*Aim*. For each line that holds "Template", copy the line out.

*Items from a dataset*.
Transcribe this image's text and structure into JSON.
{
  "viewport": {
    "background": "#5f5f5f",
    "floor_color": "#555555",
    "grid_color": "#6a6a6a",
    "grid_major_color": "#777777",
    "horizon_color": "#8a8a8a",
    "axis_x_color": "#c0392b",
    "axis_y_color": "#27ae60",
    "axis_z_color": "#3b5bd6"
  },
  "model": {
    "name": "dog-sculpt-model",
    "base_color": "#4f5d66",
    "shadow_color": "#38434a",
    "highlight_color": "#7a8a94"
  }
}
...
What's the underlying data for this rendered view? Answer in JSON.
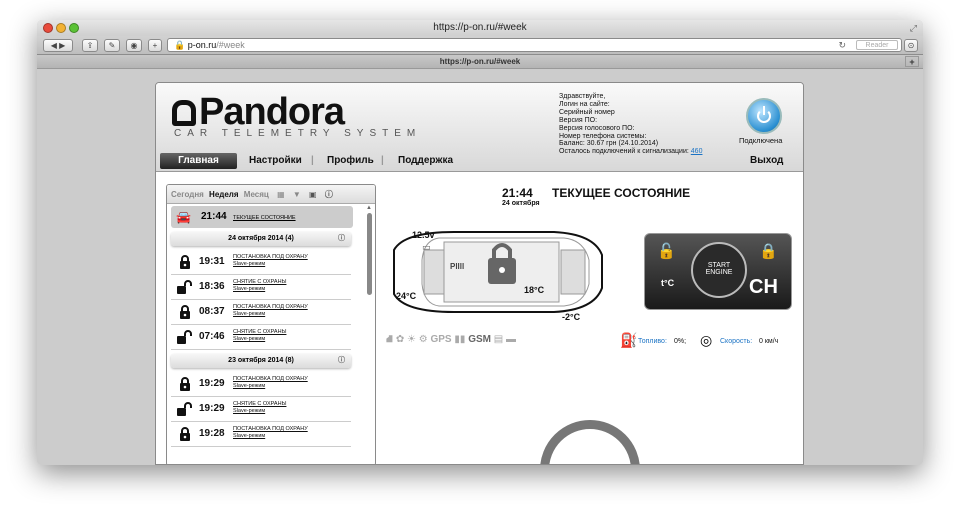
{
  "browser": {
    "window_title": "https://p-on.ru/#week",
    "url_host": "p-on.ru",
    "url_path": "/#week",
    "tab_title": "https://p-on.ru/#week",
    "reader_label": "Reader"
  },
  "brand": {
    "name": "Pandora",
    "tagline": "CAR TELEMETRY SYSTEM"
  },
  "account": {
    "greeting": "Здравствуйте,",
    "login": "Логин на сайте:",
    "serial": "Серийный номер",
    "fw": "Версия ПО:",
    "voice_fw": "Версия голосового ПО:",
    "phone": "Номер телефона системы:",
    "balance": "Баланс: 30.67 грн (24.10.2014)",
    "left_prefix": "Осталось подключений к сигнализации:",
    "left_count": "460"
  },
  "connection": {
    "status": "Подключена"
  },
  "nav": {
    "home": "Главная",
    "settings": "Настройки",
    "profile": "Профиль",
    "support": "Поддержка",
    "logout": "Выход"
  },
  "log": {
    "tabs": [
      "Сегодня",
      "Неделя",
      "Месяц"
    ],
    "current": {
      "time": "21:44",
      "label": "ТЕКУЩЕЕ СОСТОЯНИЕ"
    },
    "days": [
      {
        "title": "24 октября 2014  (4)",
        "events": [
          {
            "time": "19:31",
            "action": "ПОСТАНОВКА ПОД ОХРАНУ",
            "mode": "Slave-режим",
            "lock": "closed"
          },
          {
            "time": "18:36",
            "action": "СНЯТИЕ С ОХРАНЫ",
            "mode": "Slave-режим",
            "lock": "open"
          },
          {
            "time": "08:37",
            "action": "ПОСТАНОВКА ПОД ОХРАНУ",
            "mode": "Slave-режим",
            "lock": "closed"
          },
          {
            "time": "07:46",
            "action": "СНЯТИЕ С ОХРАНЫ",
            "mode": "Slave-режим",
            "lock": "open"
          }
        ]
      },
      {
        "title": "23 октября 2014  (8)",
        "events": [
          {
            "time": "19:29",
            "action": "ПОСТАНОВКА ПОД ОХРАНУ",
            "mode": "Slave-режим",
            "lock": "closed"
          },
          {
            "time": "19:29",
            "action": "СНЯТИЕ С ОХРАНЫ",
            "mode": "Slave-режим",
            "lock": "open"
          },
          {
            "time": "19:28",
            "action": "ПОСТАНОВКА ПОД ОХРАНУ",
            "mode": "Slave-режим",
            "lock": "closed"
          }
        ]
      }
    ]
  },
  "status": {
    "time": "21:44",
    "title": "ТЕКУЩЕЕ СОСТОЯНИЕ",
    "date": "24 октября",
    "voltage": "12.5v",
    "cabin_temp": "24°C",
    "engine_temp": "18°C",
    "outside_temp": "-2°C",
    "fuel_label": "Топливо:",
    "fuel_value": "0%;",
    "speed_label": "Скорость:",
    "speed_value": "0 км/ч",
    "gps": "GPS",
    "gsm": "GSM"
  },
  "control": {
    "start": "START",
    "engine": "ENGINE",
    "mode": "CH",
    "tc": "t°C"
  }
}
...
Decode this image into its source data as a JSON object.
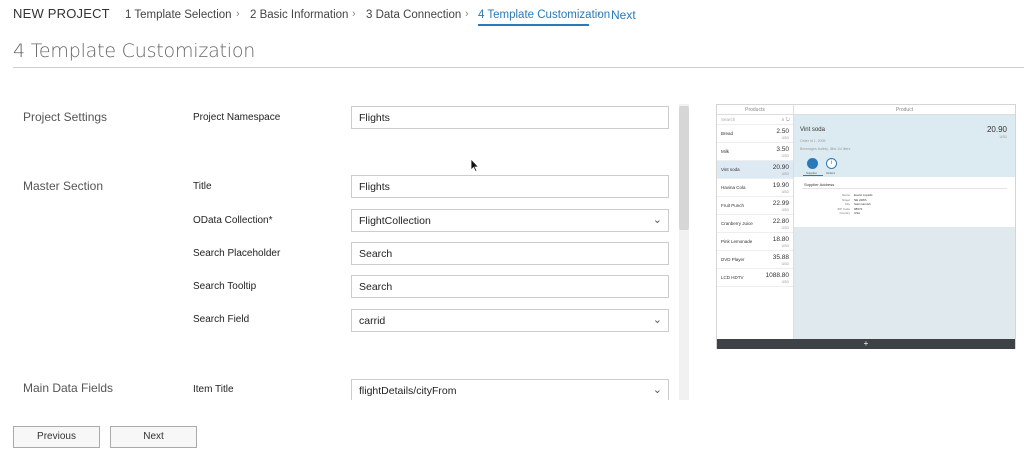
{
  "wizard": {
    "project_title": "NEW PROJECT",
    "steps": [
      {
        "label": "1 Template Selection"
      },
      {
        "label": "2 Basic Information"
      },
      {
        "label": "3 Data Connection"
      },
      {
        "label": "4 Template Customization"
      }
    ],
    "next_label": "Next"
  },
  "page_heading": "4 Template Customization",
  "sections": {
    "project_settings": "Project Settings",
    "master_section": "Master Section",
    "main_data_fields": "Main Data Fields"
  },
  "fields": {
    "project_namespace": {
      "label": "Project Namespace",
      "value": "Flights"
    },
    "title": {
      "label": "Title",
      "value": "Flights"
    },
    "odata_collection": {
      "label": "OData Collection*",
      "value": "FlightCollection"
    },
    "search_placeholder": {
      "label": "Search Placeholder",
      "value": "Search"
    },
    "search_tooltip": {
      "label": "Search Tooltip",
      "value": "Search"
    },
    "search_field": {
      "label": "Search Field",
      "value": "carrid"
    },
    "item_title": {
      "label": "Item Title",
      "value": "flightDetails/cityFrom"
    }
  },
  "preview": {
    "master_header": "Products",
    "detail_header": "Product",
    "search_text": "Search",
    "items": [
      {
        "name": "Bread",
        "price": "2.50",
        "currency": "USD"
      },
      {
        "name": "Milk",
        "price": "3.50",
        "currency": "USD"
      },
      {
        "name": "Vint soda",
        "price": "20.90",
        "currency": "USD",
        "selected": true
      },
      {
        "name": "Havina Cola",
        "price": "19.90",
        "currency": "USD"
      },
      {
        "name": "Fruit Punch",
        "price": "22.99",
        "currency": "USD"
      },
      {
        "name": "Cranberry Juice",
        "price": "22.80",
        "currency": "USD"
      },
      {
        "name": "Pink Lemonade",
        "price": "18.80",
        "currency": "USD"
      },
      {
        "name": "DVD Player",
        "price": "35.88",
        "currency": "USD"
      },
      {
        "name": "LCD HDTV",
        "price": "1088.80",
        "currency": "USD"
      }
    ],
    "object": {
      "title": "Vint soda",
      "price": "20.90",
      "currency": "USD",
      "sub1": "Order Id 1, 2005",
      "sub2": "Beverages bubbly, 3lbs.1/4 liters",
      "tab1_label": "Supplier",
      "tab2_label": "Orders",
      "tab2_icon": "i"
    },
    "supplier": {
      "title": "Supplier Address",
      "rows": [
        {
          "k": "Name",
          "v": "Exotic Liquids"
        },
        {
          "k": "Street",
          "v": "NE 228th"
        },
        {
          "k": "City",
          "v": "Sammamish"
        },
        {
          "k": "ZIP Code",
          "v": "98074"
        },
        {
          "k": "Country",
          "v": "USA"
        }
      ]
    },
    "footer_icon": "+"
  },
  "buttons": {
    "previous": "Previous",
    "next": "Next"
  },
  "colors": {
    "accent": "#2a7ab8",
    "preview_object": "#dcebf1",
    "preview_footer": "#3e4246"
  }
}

*Solved exercise*.
        "label": "1 Template Selection"
        "label": "4 Template Customization"
  "page_heading": "4 Template Customization",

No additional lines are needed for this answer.